Work instructions:
Look for the string "TradingView" and copy every line that has it.

--- Start of Data extract ---

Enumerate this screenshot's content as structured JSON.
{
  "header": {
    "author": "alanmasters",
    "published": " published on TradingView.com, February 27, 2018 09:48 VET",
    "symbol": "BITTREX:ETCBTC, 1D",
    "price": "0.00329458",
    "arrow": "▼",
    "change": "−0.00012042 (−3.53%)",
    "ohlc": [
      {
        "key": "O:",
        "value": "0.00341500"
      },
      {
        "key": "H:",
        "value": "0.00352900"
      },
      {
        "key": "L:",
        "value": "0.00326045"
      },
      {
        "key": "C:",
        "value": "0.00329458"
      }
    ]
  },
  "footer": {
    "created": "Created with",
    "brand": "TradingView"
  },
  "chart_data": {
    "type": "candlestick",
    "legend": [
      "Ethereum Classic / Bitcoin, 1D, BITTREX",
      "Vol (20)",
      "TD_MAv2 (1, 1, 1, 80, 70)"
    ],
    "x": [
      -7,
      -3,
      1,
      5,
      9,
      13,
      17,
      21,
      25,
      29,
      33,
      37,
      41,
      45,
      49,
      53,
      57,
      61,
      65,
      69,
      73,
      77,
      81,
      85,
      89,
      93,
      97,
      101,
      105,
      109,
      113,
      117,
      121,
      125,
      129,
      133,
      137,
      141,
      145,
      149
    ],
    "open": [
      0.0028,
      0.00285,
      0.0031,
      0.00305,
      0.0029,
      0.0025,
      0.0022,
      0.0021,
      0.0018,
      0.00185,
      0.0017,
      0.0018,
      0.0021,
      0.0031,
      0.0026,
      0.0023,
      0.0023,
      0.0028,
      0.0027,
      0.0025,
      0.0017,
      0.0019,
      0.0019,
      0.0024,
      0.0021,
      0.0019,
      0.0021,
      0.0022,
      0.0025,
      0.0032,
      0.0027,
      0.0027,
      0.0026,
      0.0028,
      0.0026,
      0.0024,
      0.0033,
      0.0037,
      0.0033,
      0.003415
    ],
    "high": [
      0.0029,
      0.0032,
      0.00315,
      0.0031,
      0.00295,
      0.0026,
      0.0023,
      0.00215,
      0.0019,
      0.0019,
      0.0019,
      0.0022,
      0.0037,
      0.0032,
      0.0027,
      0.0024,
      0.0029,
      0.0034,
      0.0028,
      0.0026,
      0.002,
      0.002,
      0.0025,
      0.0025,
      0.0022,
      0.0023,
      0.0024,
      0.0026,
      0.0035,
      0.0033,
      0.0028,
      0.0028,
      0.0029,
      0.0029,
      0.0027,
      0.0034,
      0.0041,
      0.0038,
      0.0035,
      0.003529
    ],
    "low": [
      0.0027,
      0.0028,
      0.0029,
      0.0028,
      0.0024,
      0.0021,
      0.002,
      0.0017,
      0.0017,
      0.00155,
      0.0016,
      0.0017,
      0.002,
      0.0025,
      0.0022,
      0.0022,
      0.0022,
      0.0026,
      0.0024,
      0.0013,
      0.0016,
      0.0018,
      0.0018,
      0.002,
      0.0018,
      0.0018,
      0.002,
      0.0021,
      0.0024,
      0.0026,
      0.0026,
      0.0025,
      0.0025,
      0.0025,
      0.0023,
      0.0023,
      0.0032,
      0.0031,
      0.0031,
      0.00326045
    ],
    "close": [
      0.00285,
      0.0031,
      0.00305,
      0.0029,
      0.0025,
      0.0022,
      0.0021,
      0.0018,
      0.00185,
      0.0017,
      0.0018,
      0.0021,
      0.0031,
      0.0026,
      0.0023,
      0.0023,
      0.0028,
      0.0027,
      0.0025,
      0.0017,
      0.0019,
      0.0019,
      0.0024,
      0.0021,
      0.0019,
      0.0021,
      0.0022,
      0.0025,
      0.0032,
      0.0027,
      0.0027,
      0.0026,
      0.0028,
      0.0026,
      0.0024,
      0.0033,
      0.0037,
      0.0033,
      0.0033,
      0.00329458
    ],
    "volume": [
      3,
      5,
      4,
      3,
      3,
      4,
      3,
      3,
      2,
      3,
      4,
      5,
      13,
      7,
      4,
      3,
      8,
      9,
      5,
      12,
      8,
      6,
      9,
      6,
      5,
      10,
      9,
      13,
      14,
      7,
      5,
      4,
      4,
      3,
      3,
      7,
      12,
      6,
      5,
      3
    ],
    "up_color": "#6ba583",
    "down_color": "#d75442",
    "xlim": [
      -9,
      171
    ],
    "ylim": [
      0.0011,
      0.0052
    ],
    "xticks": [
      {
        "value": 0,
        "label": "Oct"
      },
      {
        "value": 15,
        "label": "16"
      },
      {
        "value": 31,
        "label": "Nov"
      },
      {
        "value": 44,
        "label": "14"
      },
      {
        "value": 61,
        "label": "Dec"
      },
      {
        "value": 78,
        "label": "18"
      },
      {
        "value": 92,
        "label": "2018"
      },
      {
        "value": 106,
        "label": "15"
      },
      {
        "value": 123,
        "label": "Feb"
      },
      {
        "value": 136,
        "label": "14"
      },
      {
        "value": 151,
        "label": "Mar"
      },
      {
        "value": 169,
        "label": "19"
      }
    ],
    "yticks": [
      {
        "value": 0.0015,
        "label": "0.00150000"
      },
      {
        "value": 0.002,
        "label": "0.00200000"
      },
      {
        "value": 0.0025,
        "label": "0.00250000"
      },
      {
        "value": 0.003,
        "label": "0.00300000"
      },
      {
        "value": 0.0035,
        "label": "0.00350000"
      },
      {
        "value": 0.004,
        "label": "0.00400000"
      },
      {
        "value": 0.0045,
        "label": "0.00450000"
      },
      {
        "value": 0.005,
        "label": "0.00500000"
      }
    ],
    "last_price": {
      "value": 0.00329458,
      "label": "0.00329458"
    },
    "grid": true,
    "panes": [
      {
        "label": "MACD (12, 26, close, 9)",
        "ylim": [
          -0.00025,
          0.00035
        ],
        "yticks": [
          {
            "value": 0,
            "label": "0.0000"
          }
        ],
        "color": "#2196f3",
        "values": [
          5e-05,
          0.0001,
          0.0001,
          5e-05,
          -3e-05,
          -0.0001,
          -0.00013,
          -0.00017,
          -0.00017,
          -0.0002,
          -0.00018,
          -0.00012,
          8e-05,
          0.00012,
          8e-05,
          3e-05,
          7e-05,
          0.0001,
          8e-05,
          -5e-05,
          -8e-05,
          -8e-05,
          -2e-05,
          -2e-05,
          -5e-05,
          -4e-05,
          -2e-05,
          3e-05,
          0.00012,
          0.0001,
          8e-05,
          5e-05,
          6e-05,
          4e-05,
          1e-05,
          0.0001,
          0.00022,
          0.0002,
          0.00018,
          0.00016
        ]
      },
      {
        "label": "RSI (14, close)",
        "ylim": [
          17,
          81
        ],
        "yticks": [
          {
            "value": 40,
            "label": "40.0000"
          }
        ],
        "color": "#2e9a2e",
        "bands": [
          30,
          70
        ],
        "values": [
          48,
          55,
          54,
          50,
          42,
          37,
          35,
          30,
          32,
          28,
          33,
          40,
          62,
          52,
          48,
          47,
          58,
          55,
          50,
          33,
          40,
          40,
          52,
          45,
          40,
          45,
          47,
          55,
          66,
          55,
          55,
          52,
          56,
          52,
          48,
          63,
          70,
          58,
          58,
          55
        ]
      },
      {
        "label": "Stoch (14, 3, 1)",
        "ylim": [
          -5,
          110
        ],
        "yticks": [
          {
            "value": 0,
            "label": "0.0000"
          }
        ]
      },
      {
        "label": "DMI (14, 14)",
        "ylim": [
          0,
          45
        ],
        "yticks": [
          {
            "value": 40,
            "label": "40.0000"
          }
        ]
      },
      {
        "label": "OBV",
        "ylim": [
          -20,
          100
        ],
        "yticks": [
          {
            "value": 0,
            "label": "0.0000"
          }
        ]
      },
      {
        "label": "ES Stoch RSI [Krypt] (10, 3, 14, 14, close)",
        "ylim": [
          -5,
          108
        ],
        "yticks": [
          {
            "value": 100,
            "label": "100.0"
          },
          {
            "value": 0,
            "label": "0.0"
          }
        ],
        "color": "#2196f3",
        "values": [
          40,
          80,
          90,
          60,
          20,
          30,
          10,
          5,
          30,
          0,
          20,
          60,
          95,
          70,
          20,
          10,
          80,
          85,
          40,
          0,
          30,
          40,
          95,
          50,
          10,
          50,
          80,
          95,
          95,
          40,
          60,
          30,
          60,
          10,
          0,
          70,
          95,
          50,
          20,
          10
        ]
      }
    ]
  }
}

--- End of Data extract ---

Exercise response:
    "published": " published on TradingView.com, February 27, 2018 09:48 VET",
    "brand": "TradingView"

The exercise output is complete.